— BEGIN Data shown —

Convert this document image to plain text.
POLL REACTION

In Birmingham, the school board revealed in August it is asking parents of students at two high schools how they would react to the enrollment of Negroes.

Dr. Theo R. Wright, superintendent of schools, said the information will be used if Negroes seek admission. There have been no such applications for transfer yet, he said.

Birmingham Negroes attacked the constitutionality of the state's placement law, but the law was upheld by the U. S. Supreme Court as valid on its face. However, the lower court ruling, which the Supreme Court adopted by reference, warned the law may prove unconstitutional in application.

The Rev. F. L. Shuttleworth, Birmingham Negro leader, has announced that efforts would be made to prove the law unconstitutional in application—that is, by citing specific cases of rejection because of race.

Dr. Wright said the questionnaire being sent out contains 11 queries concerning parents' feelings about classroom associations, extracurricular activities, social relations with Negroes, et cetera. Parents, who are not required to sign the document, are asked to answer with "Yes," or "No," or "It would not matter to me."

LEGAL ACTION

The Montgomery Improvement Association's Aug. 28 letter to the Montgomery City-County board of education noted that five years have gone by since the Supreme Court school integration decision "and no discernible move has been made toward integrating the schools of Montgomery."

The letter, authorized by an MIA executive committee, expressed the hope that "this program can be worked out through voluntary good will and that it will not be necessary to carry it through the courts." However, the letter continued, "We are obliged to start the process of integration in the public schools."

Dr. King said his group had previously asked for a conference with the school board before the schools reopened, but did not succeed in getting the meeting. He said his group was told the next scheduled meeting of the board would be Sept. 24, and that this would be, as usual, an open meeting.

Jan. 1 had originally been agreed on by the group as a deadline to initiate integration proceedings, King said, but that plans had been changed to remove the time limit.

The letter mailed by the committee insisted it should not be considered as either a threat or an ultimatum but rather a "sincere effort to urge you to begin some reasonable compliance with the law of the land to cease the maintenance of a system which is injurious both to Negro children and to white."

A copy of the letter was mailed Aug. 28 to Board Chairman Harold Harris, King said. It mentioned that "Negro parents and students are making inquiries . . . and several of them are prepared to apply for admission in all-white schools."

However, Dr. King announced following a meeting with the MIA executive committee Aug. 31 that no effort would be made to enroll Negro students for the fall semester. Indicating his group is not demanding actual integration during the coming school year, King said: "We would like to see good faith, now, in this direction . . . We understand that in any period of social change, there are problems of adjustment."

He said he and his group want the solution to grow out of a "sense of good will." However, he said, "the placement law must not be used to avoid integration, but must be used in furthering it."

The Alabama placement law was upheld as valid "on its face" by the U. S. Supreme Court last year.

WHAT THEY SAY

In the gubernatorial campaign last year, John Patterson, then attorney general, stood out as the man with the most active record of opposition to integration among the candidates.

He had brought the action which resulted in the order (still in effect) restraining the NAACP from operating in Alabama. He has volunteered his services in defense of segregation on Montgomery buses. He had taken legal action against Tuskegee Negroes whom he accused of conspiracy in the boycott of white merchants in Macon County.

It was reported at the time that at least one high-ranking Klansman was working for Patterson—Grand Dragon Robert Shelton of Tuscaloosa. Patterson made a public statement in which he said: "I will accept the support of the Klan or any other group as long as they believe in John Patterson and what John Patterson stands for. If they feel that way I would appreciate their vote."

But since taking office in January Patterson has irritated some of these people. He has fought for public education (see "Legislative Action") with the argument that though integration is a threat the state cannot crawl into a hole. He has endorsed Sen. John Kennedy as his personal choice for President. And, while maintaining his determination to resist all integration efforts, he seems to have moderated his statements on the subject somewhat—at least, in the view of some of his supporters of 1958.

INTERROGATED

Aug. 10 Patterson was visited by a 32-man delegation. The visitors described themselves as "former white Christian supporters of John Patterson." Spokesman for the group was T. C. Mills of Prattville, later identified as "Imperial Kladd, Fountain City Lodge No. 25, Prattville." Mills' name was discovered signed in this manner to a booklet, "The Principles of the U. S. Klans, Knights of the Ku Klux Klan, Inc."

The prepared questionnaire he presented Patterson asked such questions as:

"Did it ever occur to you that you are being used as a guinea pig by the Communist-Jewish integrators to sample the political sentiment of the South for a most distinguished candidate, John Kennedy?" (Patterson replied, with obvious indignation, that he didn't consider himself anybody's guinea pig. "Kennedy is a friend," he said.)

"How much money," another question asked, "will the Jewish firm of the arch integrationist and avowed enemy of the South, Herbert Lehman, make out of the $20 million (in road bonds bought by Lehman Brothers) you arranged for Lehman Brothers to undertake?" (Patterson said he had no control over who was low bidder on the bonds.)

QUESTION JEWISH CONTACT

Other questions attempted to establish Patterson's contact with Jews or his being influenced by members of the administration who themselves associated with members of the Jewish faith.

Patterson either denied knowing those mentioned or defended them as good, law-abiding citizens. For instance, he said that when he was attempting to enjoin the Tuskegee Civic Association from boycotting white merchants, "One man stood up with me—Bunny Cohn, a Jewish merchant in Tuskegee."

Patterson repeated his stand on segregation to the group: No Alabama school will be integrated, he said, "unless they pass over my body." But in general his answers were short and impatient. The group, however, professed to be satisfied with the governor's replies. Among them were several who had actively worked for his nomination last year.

— END Data shown —

Short problem ->
Reproduce the full set of records precisely.

Solution ->
Convert this document image to plain text.
POLL REACTION

In Birmingham, the school board revealed in August it is asking parents of students at two high schools how they would react to the enrollment of Negroes.

Dr. Theo R. Wright, superintendent of schools, said the information will be used if Negroes seek admission. There have been no such applications for transfer yet, he said.

Birmingham Negroes attacked the constitutionality of the state's placement law, but the law was upheld by the U. S. Supreme Court as valid on its face. However, the lower court ruling, which the Supreme Court adopted by reference, warned the law may prove unconstitutional in application.

The Rev. F. L. Shuttleworth, Birmingham Negro leader, has announced that efforts would be made to prove the law unconstitutional in application—that is, by citing specific cases of rejection because of race.

Dr. Wright said the questionnaire being sent out contains 11 queries concerning parents' feelings about classroom associations, extracurricular activities, social relations with Negroes, et cetera. Parents, who are not required to sign the document, are asked to answer with "Yes," or "No," or "It would not matter to me."

LEGAL ACTION

The Montgomery Improvement Association's Aug. 28 letter to the Montgomery City-County board of education noted that five years have gone by since the Supreme Court school integration decision "and no discernible move has been made toward integrating the schools of Montgomery."

The letter, authorized by an MIA executive committee, expressed the hope that "this program can be worked out through voluntary good will and that it will not be necessary to carry it through the courts." However, the letter continued, "We are obliged to start the process of integration in the public schools."

Dr. King said his group had previously asked for a conference with the school board before the schools reopened, but did not succeed in getting the meeting. He said his group was told the next scheduled meeting of the board would be Sept. 24, and that this would be, as usual, an open meeting.

Jan. 1 had originally been agreed on by the group as a deadline to initiate integration proceedings, King said, but that plans had been changed to remove the time limit.

The letter mailed by the committee insisted it should not be considered as either a threat or an ultimatum but rather a "sincere effort to urge you to begin some reasonable compliance with the law of the land to cease the maintenance of a system which is injurious both to Negro children and to white."

A copy of the letter was mailed Aug. 28 to Board Chairman Harold Harris, King said. It mentioned that "Negro parents and students are making inquiries . . . and several of them are prepared to apply for admission in all-white schools."

However, Dr. King announced following a meeting with the MIA executive committee Aug. 31 that no effort would be made to enroll Negro students for the fall semester. Indicating his group is not demanding actual integration during the coming school year, King said: "We would like to see good faith, now, in this direction . . . We understand that in any period of social change, there are problems of adjustment."

He said he and his group want the solution to grow out of a "sense of good will." However, he said, "the placement law must not be used to avoid integration, but must be used in furthering it."

The Alabama placement law was upheld as valid "on its face" by the U. S. Supreme Court last year.

WHAT THEY SAY

In the gubernatorial campaign last year, John Patterson, then attorney general, stood out as the man with the most active record of opposition to integration among the candidates.

He had brought the action which resulted in the order (still in effect) restraining the NAACP from operating in Alabama. He has volunteered his services in defense of segregation on Montgomery buses. He had taken legal action against Tuskegee Negroes whom he accused of conspiracy in the boycott of white merchants in Macon County.

It was reported at the time that at least one high-ranking Klansman was working for Patterson—Grand Dragon Robert Shelton of Tuscaloosa. Patterson made a public statement in which he said: "I will accept the support of the Klan or any other group as long as they believe in John Patterson and what John Patterson stands for. If they feel that way I would appreciate their vote."

But since taking office in January Patterson has irritated some of these people. He has fought for public education (see "Legislative Action") with the argument that though integration is a threat the state cannot crawl into a hole. He has endorsed Sen. John Kennedy as his personal choice for President. And, while maintaining his determination to resist all integration efforts, he seems to have moderated his statements on the subject somewhat—at least, in the view of some of his supporters of 1958.

INTERROGATED

Aug. 10 Patterson was visited by a 32-man delegation. The visitors described themselves as "former white Christian supporters of John Patterson." Spokesman for the group was T. C. Mills of Prattville, later identified as "Imperial Kladd, Fountain City Lodge No. 25, Prattville." Mills' name was discovered signed in this manner to a booklet, "The Principles of the U. S. Klans, Knights of the Ku Klux Klan, Inc."

The prepared questionnaire he presented Patterson asked such questions as:

"Did it ever occur to you that you are being used as a guinea pig by the Communist-Jewish integrators to sample the political sentiment of the South for a most distinguished candidate, John Kennedy?" (Patterson replied, with obvious indignation, that he didn't consider himself anybody's guinea pig. "Kennedy is a friend," he said.)

"How much money," another question asked, "will the Jewish firm of the arch integrationist and avowed enemy of the South, Herbert Lehman, make out of the $20 million (in road bonds bought by Lehman Brothers) you arranged for Lehman Brothers to undertake?" (Patterson said he had no control over who was low bidder on the bonds.)

QUESTION JEWISH CONTACT

Other questions attempted to establish Patterson's contact with Jews or his being influenced by members of the administration who themselves associated with members of the Jewish faith.

Patterson either denied knowing those mentioned or defended them as good, law-abiding citizens. For instance, he said that when he was attempting to enjoin the Tuskegee Civic Association from boycotting white merchants, "One man stood up with me—Bunny Cohn, a Jewish merchant in Tuskegee."

Patterson repeated his stand on segregation to the group: No Alabama school will be integrated, he said, "unless they pass over my body." But in general his answers were short and impatient. The group, however, professed to be satisfied with the governor's replies. Among them were several who had actively worked for his nomination last year.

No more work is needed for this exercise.